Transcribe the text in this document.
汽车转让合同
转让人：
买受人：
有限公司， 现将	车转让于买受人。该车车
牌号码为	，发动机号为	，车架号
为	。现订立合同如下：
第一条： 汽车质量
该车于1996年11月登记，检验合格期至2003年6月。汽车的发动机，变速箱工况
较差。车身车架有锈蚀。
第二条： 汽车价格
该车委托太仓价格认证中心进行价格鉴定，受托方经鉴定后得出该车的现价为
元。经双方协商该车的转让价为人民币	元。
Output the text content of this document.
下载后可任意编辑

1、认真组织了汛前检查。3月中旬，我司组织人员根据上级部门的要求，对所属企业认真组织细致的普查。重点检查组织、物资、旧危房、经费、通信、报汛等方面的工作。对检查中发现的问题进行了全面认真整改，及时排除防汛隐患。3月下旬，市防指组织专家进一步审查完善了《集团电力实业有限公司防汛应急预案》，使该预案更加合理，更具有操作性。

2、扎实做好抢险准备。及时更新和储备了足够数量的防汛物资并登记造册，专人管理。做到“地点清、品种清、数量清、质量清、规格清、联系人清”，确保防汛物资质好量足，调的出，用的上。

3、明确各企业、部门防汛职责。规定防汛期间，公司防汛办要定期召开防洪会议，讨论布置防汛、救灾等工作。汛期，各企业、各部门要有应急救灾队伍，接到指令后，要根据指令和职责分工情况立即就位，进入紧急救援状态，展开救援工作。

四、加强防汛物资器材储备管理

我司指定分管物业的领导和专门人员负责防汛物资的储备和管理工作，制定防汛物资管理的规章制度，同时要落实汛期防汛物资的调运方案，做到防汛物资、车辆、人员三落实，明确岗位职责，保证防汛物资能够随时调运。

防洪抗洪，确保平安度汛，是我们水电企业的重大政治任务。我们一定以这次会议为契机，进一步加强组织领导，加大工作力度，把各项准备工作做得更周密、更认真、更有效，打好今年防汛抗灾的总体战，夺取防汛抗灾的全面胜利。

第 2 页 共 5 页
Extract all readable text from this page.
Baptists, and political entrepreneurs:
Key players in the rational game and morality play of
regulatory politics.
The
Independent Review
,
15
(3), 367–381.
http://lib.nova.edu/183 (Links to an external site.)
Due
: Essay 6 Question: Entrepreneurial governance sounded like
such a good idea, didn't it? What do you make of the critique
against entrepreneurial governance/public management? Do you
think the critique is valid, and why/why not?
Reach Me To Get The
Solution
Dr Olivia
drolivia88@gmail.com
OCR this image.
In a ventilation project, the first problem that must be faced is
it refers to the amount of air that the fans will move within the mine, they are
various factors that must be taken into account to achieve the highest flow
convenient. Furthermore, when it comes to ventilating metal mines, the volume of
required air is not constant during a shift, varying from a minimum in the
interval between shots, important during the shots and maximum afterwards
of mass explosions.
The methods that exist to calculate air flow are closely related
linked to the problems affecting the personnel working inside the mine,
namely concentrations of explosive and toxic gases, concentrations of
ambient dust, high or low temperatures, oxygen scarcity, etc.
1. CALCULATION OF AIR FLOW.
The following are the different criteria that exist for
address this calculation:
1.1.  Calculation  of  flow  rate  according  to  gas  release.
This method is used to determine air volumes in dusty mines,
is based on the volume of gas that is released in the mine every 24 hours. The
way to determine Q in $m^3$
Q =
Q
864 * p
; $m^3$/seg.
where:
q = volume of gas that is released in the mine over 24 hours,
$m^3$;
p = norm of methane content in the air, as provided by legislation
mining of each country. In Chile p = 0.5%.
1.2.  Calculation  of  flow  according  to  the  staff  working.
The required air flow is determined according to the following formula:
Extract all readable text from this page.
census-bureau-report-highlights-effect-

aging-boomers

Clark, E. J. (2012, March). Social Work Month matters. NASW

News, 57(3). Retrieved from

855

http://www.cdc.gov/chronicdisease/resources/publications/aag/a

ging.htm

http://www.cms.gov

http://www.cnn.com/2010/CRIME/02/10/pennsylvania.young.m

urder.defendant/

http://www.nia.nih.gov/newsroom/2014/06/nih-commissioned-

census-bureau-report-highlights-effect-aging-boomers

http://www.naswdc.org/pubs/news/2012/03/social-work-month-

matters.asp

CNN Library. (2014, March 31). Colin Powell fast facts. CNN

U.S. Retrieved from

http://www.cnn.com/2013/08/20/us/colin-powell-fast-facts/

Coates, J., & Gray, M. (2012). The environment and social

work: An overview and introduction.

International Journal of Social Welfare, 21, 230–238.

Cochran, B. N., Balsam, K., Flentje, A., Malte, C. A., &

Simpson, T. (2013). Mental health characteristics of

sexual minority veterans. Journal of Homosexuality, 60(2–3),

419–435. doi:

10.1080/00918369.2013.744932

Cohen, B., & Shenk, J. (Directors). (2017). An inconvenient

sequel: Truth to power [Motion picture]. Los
****************
• _To be done_:
Nothing should be left out: return all of the records exactly.

• _Result of this task_:
Transcribe the text in this document.
汽车转让合同
转让人：
买受人：
有限公司， 现将	车转让于买受人。该车车
牌号码为	，发动机号为	，车架号
为	。现订立合同如下：
第一条： 汽车质量
该车于1996年11月登记，检验合格期至2003年6月。汽车的发动机，变速箱工况
较差。车身车架有锈蚀。
第二条： 汽车价格
该车委托太仓价格认证中心进行价格鉴定，受托方经鉴定后得出该车的现价为
元。经双方协商该车的转让价为人民币	元。
Output the text content of this document.
下载后可任意编辑

1、认真组织了汛前检查。3月中旬，我司组织人员根据上级部门的要求，对所属企业认真组织细致的普查。重点检查组织、物资、旧危房、经费、通信、报汛等方面的工作。对检查中发现的问题进行了全面认真整改，及时排除防汛隐患。3月下旬，市防指组织专家进一步审查完善了《集团电力实业有限公司防汛应急预案》，使该预案更加合理，更具有操作性。

2、扎实做好抢险准备。及时更新和储备了足够数量的防汛物资并登记造册，专人管理。做到“地点清、品种清、数量清、质量清、规格清、联系人清”，确保防汛物资质好量足，调的出，用的上。

3、明确各企业、部门防汛职责。规定防汛期间，公司防汛办要定期召开防洪会议，讨论布置防汛、救灾等工作。汛期，各企业、各部门要有应急救灾队伍，接到指令后，要根据指令和职责分工情况立即就位，进入紧急救援状态，展开救援工作。

四、加强防汛物资器材储备管理

我司指定分管物业的领导和专门人员负责防汛物资的储备和管理工作，制定防汛物资管理的规章制度，同时要落实汛期防汛物资的调运方案，做到防汛物资、车辆、人员三落实，明确岗位职责，保证防汛物资能够随时调运。

防洪抗洪，确保平安度汛，是我们水电企业的重大政治任务。我们一定以这次会议为契机，进一步加强组织领导，加大工作力度，把各项准备工作做得更周密、更认真、更有效，打好今年防汛抗灾的总体战，夺取防汛抗灾的全面胜利。

第 2 页 共 5 页
Extract all readable text from this page.
Baptists, and political entrepreneurs:
Key players in the rational game and morality play of
regulatory politics.
The
Independent Review
,
15
(3), 367–381.
http://lib.nova.edu/183 (Links to an external site.)
Due
: Essay 6 Question: Entrepreneurial governance sounded like
such a good idea, didn't it? What do you make of the critique
against entrepreneurial governance/public management? Do you
think the critique is valid, and why/why not?
Reach Me To Get The
Solution
Dr Olivia
drolivia88@gmail.com
OCR this image.
In a ventilation project, the first problem that must be faced is
it refers to the amount of air that the fans will move within the mine, they are
various factors that must be taken into account to achieve the highest flow
convenient. Furthermore, when it comes to ventilating metal mines, the volume of
required air is not constant during a shift, varying from a minimum in the
interval between shots, important during the shots and maximum afterwards
of mass explosions.
The methods that exist to calculate air flow are closely related
linked to the problems affecting the personnel working inside the mine,
namely concentrations of explosive and toxic gases, concentrations of
ambient dust, high or low temperatures, oxygen scarcity, etc.
1. CALCULATION OF AIR FLOW.
The following are the different criteria that exist for
address this calculation:
1.1.  Calculation  of  flow  rate  according  to  gas  release.
This method is used to determine air volumes in dusty mines,
is based on the volume of gas that is released in the mine every 24 hours. The
way to determine Q in $m^3$
Q =
Q
864 * p
; $m^3$/seg.
where:
q = volume of gas that is released in the mine over 24 hours,
$m^3$;
p = norm of methane content in the air, as provided by legislation
mining of each country. In Chile p = 0.5%.
1.2.  Calculation  of  flow  according  to  the  staff  working.
The required air flow is determined according to the following formula:
Extract all readable text from this page.
census-bureau-report-highlights-effect-

aging-boomers

Clark, E. J. (2012, March). Social Work Month matters. NASW

News, 57(3). Retrieved from

855

http://www.cdc.gov/chronicdisease/resources/publications/aag/a

ging.htm

http://www.cms.gov

http://www.cnn.com/2010/CRIME/02/10/pennsylvania.young.m

urder.defendant/

http://www.nia.nih.gov/newsroom/2014/06/nih-commissioned-

census-bureau-report-highlights-effect-aging-boomers

http://www.naswdc.org/pubs/news/2012/03/social-work-month-

matters.asp

CNN Library. (2014, March 31). Colin Powell fast facts. CNN

U.S. Retrieved from

http://www.cnn.com/2013/08/20/us/colin-powell-fast-facts/

Coates, J., & Gray, M. (2012). The environment and social

work: An overview and introduction.

International Journal of Social Welfare, 21, 230–238.

Cochran, B. N., Balsam, K., Flentje, A., Malte, C. A., &

Simpson, T. (2013). Mental health characteristics of

sexual minority veterans. Journal of Homosexuality, 60(2–3),

419–435. doi:

10.1080/00918369.2013.744932

Cohen, B., & Shenk, J. (Directors). (2017). An inconvenient

sequel: Truth to power [Motion picture]. Los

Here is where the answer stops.